Task statement: Note each line that includes the word "Lincolnshire". Copy those lines.

....

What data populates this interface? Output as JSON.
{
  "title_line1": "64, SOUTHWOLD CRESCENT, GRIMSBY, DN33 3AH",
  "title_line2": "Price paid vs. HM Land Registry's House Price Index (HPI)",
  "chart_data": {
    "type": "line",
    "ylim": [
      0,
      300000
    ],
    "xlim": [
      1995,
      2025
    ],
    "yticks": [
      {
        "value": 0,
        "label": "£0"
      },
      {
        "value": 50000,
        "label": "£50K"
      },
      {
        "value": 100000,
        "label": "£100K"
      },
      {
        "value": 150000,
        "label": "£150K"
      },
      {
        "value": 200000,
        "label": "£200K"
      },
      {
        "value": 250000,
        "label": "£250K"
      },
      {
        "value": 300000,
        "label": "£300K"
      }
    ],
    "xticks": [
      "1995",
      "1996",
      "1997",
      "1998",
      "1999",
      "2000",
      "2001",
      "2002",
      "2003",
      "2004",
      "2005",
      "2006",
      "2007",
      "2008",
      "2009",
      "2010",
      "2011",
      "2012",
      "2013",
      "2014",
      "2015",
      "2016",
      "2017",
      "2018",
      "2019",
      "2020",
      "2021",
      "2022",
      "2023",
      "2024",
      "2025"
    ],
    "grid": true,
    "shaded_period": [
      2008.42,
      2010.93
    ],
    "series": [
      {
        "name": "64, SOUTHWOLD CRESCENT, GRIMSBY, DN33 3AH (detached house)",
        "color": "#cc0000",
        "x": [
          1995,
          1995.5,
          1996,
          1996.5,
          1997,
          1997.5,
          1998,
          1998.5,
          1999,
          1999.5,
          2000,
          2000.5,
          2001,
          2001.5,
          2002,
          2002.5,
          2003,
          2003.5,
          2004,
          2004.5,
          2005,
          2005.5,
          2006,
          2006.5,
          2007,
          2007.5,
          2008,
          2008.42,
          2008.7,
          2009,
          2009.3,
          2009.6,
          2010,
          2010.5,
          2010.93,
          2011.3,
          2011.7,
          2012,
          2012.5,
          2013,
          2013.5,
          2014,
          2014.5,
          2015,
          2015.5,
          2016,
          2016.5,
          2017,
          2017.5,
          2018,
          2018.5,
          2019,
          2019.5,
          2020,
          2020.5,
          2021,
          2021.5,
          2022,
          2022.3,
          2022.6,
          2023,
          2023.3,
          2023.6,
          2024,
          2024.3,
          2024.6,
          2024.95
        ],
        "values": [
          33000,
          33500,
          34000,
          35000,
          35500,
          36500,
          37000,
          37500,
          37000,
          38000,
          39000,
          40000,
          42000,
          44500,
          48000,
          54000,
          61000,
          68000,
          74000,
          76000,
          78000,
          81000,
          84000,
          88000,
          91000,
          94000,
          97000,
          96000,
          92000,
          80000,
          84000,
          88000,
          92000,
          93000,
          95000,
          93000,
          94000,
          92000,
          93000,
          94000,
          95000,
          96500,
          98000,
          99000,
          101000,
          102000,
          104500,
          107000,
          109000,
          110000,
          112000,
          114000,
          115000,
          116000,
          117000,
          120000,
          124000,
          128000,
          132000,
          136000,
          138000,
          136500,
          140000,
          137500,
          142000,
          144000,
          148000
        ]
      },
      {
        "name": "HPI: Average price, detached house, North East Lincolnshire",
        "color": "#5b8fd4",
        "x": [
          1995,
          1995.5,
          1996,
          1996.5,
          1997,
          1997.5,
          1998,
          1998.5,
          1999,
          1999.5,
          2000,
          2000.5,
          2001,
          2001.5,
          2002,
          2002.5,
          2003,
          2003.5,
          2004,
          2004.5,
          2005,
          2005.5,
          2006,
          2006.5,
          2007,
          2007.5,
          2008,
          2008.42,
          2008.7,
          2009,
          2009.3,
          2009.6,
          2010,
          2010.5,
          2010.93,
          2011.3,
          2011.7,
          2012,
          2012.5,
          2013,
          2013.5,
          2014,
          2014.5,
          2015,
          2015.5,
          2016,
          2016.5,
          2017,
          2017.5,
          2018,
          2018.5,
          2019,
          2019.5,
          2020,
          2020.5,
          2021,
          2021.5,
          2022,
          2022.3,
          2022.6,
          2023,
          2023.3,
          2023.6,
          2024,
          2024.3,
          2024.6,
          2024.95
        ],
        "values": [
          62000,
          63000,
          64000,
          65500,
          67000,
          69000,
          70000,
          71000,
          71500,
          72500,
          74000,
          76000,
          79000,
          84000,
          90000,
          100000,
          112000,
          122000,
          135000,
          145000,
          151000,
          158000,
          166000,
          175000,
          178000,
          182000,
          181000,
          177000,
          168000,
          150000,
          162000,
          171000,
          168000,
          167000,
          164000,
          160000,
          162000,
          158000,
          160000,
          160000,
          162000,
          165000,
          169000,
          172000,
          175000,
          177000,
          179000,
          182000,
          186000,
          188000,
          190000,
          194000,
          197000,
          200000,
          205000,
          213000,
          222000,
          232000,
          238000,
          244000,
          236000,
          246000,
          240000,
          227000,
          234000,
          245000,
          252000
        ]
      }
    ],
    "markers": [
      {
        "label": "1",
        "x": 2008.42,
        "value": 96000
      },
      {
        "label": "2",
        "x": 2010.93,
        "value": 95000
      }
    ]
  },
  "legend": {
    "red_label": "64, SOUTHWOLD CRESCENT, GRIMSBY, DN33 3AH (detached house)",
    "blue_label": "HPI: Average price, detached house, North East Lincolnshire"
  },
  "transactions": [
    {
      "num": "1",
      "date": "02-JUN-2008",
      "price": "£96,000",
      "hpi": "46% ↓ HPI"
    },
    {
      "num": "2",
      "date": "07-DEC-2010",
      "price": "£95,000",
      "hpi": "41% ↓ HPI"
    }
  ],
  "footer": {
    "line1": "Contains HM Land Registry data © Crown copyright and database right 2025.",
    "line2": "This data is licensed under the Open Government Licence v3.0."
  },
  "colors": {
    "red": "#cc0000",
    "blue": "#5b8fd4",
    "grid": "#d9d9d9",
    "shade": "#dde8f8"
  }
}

....

Written solution:
        "name": "HPI: Average price, detached house, North East Lincolnshire",
    "blue_label": "HPI: Average price, detached house, North East Lincolnshire"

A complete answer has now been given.